WRITTEN EXERCISE: Read the lines below and count those that have the word "TempInt". Respond with the number only.
┌────────
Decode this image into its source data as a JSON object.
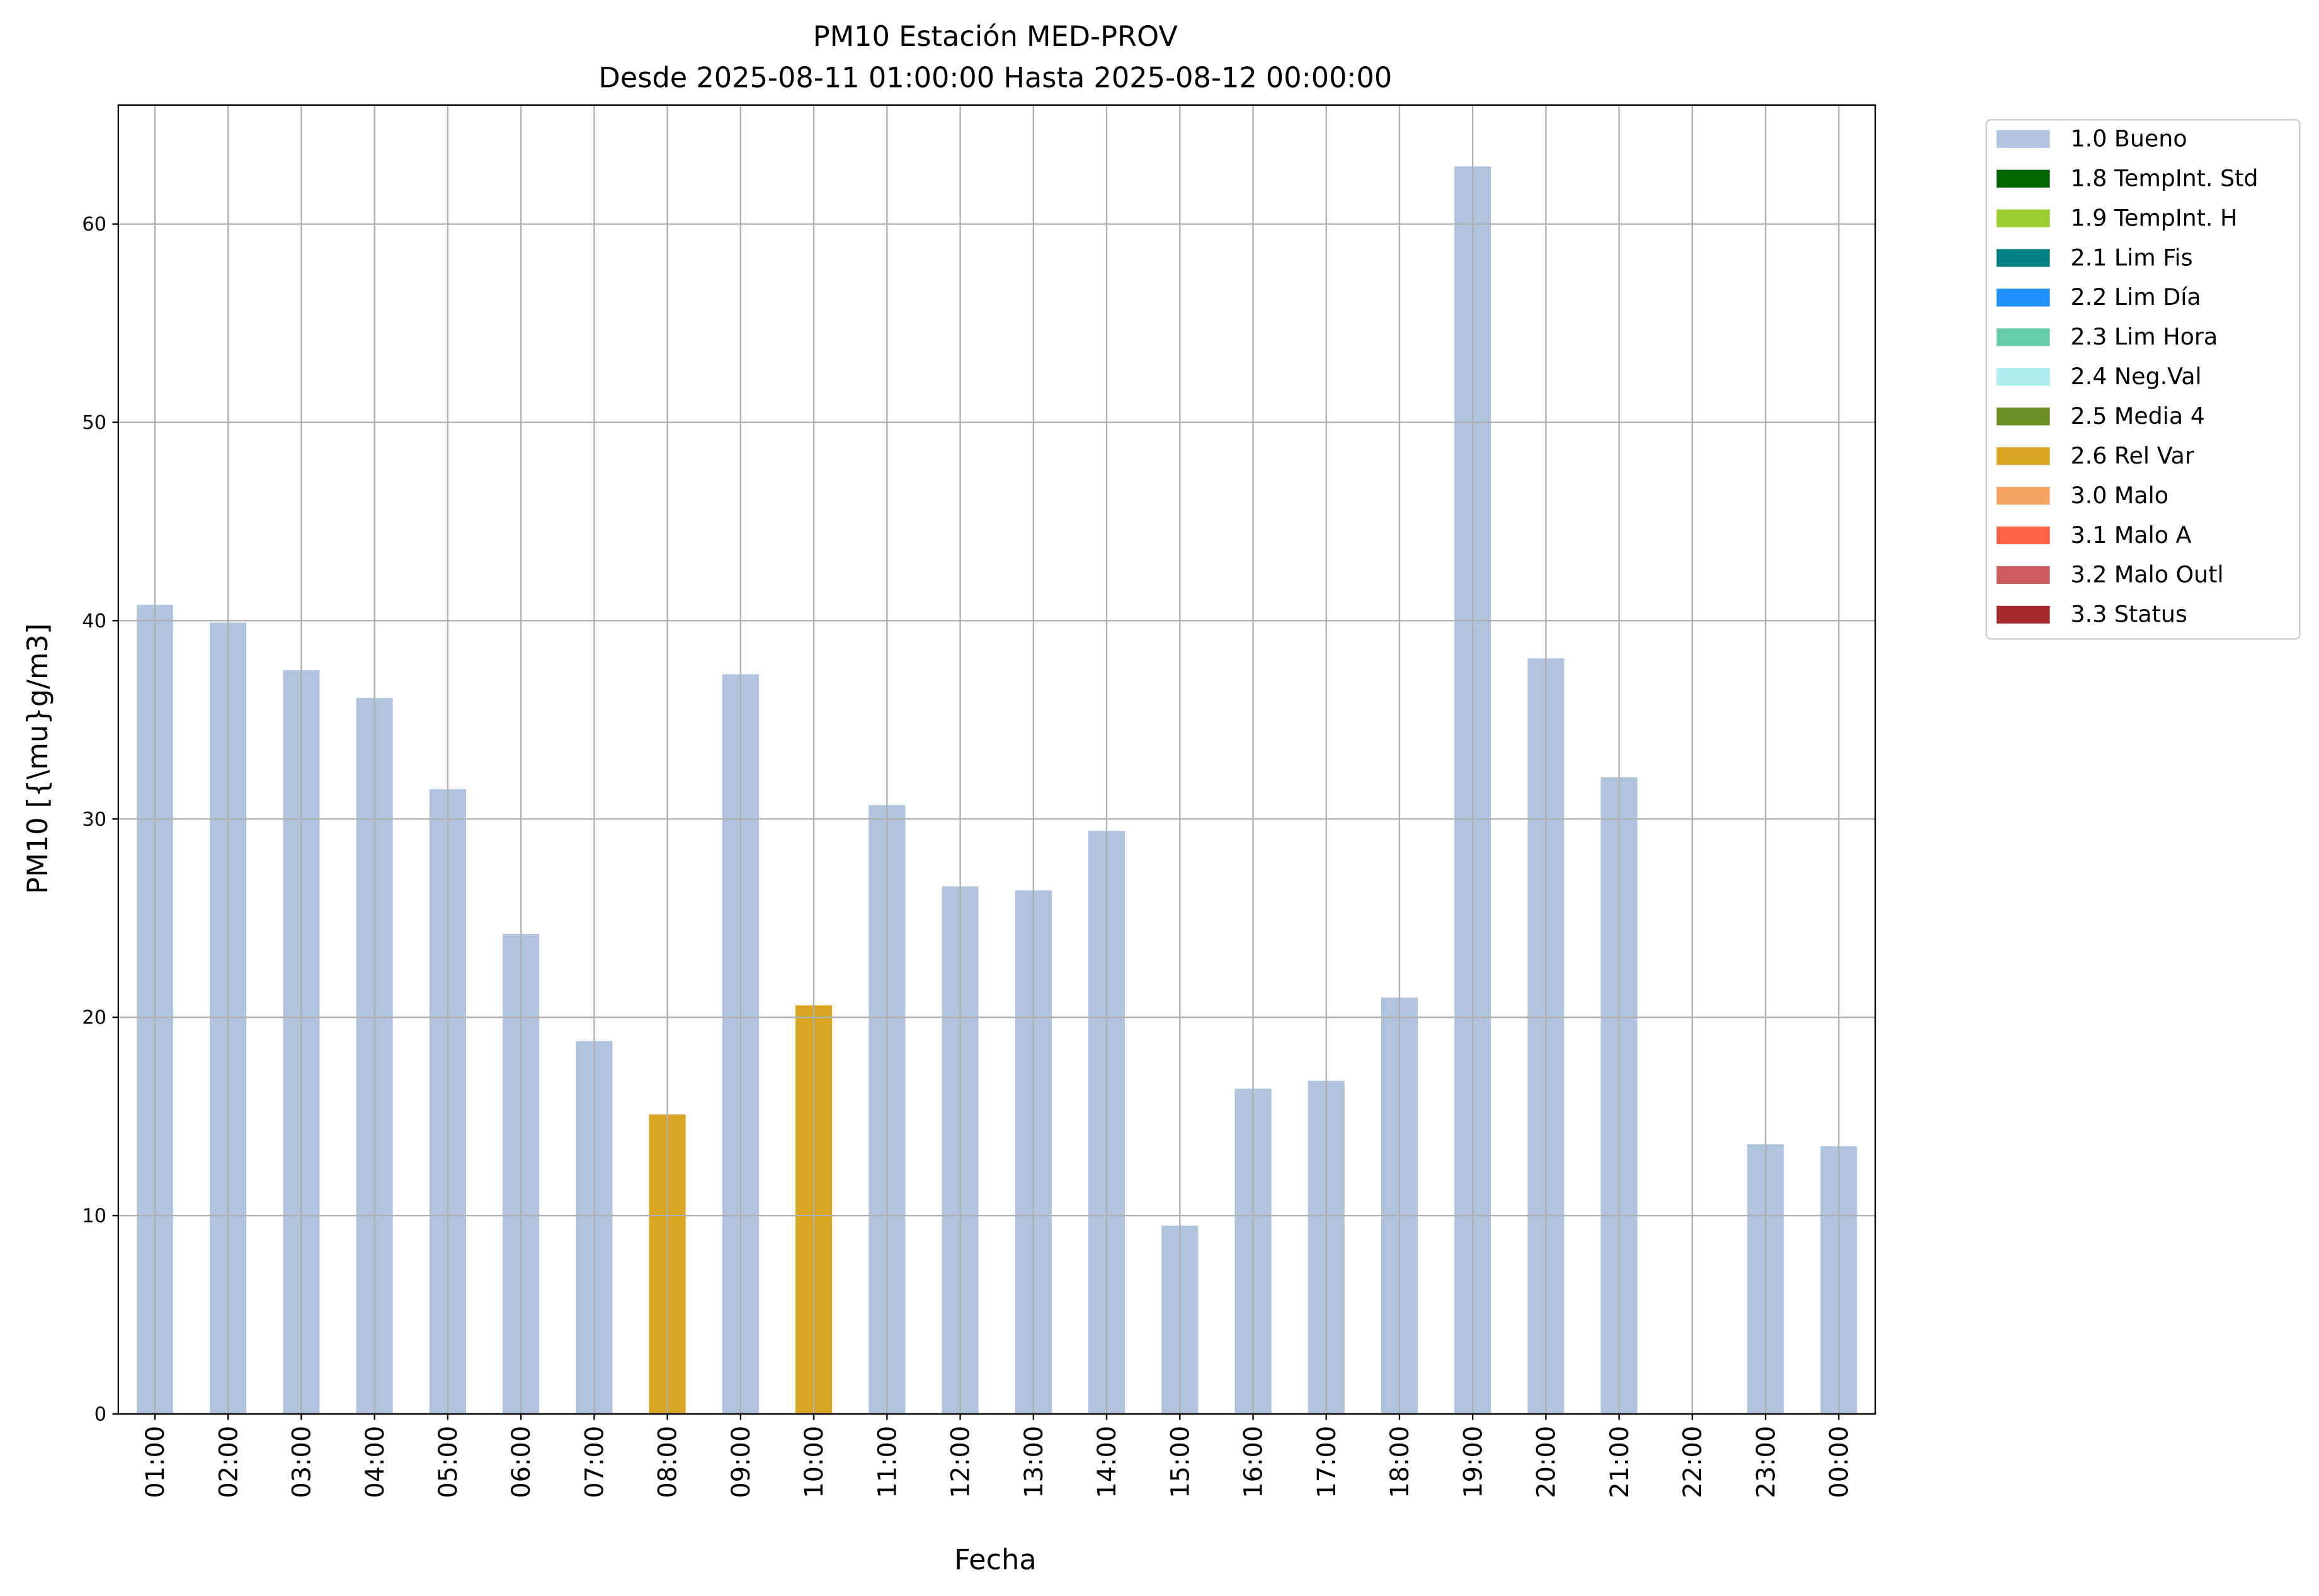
{
  "chart_data": {
    "type": "stacked_bar",
    "title": "PM10 Estación MED-PROV",
    "subtitle": "Desde 2025-08-11 01:00:00 Hasta 2025-08-12 00:00:00",
    "x_label": "Fecha",
    "y_label": "PM10 [{\\mu}g/m3]",
    "categories": [
      "01:00",
      "02:00",
      "03:00",
      "04:00",
      "05:00",
      "06:00",
      "07:00",
      "08:00",
      "09:00",
      "10:00",
      "11:00",
      "12:00",
      "13:00",
      "14:00",
      "15:00",
      "16:00",
      "17:00",
      "18:00",
      "19:00",
      "20:00",
      "21:00",
      "22:00",
      "23:00",
      "00:00"
    ],
    "series": [
      {
        "name": "1.0 Bueno",
        "color": "#b0c4de",
        "values": [
          40.8,
          39.9,
          37.5,
          36.1,
          31.5,
          24.2,
          18.8,
          null,
          37.3,
          null,
          30.7,
          26.6,
          26.4,
          29.4,
          9.5,
          16.4,
          16.8,
          21.0,
          62.9,
          38.1,
          32.1,
          null,
          13.6,
          13.5
        ]
      },
      {
        "name": "1.8 TempInt. Std",
        "color": "#006400",
        "values": [
          null,
          null,
          null,
          null,
          null,
          null,
          null,
          null,
          null,
          null,
          null,
          null,
          null,
          null,
          null,
          null,
          null,
          null,
          null,
          null,
          null,
          null,
          null,
          null
        ]
      },
      {
        "name": "1.9 TempInt. H",
        "color": "#9acd32",
        "values": [
          null,
          null,
          null,
          null,
          null,
          null,
          null,
          null,
          null,
          null,
          null,
          null,
          null,
          null,
          null,
          null,
          null,
          null,
          null,
          null,
          null,
          null,
          null,
          null
        ]
      },
      {
        "name": "2.1 Lim Fis",
        "color": "#008080",
        "values": [
          null,
          null,
          null,
          null,
          null,
          null,
          null,
          null,
          null,
          null,
          null,
          null,
          null,
          null,
          null,
          null,
          null,
          null,
          null,
          null,
          null,
          null,
          null,
          null
        ]
      },
      {
        "name": "2.2 Lim Día",
        "color": "#1e90ff",
        "values": [
          null,
          null,
          null,
          null,
          null,
          null,
          null,
          null,
          null,
          null,
          null,
          null,
          null,
          null,
          null,
          null,
          null,
          null,
          null,
          null,
          null,
          null,
          null,
          null
        ]
      },
      {
        "name": "2.3 Lim Hora",
        "color": "#66cdaa",
        "values": [
          null,
          null,
          null,
          null,
          null,
          null,
          null,
          null,
          null,
          null,
          null,
          null,
          null,
          null,
          null,
          null,
          null,
          null,
          null,
          null,
          null,
          null,
          null,
          null
        ]
      },
      {
        "name": "2.4 Neg.Val",
        "color": "#afeeee",
        "values": [
          null,
          null,
          null,
          null,
          null,
          null,
          null,
          null,
          null,
          null,
          null,
          null,
          null,
          null,
          null,
          null,
          null,
          null,
          null,
          null,
          null,
          null,
          null,
          null
        ]
      },
      {
        "name": "2.5 Media 4",
        "color": "#6b8e23",
        "values": [
          null,
          null,
          null,
          null,
          null,
          null,
          null,
          null,
          null,
          null,
          null,
          null,
          null,
          null,
          null,
          null,
          null,
          null,
          null,
          null,
          null,
          null,
          null,
          null
        ]
      },
      {
        "name": "2.6 Rel Var",
        "color": "#daa520",
        "values": [
          null,
          null,
          null,
          null,
          null,
          null,
          null,
          15.1,
          null,
          20.6,
          null,
          null,
          null,
          null,
          null,
          null,
          null,
          null,
          null,
          null,
          null,
          null,
          null,
          null
        ]
      },
      {
        "name": "3.0 Malo",
        "color": "#f4a460",
        "values": [
          null,
          null,
          null,
          null,
          null,
          null,
          null,
          null,
          null,
          null,
          null,
          null,
          null,
          null,
          null,
          null,
          null,
          null,
          null,
          null,
          null,
          null,
          null,
          null
        ]
      },
      {
        "name": "3.1 Malo A",
        "color": "#ff6347",
        "values": [
          null,
          null,
          null,
          null,
          null,
          null,
          null,
          null,
          null,
          null,
          null,
          null,
          null,
          null,
          null,
          null,
          null,
          null,
          null,
          null,
          null,
          null,
          null,
          null
        ]
      },
      {
        "name": "3.2 Malo Outl",
        "color": "#cd5c5c",
        "values": [
          null,
          null,
          null,
          null,
          null,
          null,
          null,
          null,
          null,
          null,
          null,
          null,
          null,
          null,
          null,
          null,
          null,
          null,
          null,
          null,
          null,
          null,
          null,
          null
        ]
      },
      {
        "name": "3.3 Status",
        "color": "#a52a2a",
        "values": [
          null,
          null,
          null,
          null,
          null,
          null,
          null,
          null,
          null,
          null,
          null,
          null,
          null,
          null,
          null,
          null,
          null,
          null,
          null,
          null,
          null,
          null,
          null,
          null
        ]
      }
    ],
    "ylim": [
      0,
      66
    ],
    "yticks": [
      0,
      10,
      20,
      30,
      40,
      50,
      60
    ],
    "grid": true,
    "legend": "outside-upper-right"
  }
}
└────────
SOLUTION TO THIS EXERCISE: 2